Find every line in the records below that contains the word "JSON", and copy each such line.

Dataset entries on figures:

"""

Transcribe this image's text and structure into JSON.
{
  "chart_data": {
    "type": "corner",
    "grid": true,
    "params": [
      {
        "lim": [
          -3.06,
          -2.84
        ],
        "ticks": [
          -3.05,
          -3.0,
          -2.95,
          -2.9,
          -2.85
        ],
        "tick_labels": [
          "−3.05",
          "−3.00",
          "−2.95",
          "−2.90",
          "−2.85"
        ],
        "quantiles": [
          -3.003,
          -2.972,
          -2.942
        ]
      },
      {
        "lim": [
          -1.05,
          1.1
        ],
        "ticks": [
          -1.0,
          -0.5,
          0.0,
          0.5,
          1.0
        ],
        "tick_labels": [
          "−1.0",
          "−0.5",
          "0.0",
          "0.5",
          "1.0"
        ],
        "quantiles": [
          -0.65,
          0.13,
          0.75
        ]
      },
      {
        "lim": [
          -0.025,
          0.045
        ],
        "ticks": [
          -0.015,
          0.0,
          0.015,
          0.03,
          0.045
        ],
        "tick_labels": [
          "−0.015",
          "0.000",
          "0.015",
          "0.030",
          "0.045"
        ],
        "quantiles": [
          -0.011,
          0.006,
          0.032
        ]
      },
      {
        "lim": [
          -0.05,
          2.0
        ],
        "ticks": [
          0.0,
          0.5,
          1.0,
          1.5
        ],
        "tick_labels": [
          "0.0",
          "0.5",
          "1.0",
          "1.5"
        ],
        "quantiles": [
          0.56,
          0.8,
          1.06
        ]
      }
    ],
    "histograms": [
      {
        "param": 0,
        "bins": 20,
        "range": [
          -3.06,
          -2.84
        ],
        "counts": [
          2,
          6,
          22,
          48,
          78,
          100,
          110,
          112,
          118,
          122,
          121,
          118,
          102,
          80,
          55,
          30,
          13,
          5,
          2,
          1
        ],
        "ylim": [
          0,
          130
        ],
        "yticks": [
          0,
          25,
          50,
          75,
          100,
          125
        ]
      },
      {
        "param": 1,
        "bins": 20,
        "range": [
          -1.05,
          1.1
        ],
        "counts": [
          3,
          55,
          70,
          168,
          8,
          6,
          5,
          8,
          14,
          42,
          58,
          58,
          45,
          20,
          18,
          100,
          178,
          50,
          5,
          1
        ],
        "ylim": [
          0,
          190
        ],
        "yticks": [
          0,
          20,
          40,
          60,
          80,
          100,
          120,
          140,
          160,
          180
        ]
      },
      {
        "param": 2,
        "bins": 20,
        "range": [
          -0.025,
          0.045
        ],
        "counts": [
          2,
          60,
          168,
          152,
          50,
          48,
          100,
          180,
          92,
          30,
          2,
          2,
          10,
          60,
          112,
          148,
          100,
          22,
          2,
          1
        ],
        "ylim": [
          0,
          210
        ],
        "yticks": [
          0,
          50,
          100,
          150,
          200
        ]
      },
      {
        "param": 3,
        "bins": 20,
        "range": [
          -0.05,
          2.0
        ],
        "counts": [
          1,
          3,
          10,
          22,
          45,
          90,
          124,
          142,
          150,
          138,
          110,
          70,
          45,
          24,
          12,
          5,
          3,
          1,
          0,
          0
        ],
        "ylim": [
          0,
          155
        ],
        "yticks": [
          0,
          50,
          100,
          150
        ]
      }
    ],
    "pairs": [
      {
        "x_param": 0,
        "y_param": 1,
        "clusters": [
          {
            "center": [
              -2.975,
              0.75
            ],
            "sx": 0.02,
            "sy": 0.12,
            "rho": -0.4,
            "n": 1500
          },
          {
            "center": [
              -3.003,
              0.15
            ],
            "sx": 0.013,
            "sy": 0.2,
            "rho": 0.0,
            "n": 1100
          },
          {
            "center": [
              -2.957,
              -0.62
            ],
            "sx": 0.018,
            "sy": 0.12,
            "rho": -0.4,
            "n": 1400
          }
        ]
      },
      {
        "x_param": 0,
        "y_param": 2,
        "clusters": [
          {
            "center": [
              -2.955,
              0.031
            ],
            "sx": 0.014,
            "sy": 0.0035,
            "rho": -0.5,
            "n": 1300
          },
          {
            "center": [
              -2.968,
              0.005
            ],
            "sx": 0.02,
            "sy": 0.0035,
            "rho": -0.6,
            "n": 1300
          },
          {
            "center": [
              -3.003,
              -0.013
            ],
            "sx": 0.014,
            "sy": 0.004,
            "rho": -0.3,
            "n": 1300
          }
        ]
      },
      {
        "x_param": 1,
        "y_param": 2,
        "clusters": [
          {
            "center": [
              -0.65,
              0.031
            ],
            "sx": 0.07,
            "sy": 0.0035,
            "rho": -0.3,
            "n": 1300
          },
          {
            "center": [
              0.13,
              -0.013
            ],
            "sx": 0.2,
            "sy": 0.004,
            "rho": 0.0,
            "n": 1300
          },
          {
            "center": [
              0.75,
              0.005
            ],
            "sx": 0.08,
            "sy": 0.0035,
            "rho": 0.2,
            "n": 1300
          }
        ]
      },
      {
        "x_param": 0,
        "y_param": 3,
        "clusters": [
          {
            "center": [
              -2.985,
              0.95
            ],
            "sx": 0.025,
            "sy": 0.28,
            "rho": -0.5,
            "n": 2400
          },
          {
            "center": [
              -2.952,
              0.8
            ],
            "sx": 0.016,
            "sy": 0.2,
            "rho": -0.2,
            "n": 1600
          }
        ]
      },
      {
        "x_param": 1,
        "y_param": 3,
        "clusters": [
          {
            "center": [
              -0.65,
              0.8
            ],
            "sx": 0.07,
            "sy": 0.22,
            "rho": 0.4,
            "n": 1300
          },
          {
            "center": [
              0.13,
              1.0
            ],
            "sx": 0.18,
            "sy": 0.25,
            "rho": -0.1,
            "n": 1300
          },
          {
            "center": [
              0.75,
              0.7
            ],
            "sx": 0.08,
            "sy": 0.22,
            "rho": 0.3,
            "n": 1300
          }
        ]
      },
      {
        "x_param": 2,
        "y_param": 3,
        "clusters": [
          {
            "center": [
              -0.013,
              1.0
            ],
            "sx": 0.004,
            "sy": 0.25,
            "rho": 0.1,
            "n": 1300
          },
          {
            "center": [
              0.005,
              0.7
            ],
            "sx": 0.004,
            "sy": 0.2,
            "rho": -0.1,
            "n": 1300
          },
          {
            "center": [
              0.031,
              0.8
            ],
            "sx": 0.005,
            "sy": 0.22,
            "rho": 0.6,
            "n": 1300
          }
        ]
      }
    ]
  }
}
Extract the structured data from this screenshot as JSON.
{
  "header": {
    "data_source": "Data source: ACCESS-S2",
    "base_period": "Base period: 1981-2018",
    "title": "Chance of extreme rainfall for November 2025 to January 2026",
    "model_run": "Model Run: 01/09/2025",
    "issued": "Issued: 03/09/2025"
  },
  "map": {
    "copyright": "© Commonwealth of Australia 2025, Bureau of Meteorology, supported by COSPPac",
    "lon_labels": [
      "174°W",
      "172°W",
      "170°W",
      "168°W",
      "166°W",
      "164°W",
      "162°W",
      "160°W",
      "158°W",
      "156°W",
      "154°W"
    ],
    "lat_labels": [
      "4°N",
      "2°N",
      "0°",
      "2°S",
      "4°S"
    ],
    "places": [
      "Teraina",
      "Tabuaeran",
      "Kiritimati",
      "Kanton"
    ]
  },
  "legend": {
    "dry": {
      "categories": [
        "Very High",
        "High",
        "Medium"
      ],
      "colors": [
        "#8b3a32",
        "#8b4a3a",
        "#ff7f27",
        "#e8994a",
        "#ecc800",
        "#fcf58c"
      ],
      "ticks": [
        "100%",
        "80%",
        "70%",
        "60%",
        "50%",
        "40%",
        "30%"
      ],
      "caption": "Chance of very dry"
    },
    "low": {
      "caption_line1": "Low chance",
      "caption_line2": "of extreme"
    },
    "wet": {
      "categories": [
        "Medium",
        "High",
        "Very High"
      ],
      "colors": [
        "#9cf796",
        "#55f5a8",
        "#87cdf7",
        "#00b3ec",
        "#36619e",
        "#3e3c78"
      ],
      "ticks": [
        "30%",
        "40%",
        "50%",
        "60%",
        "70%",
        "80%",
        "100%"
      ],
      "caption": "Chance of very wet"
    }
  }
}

"""

FINAL RESULT:
Transcribe this image's text and structure into JSON.
Extract the structured data from this screenshot as JSON.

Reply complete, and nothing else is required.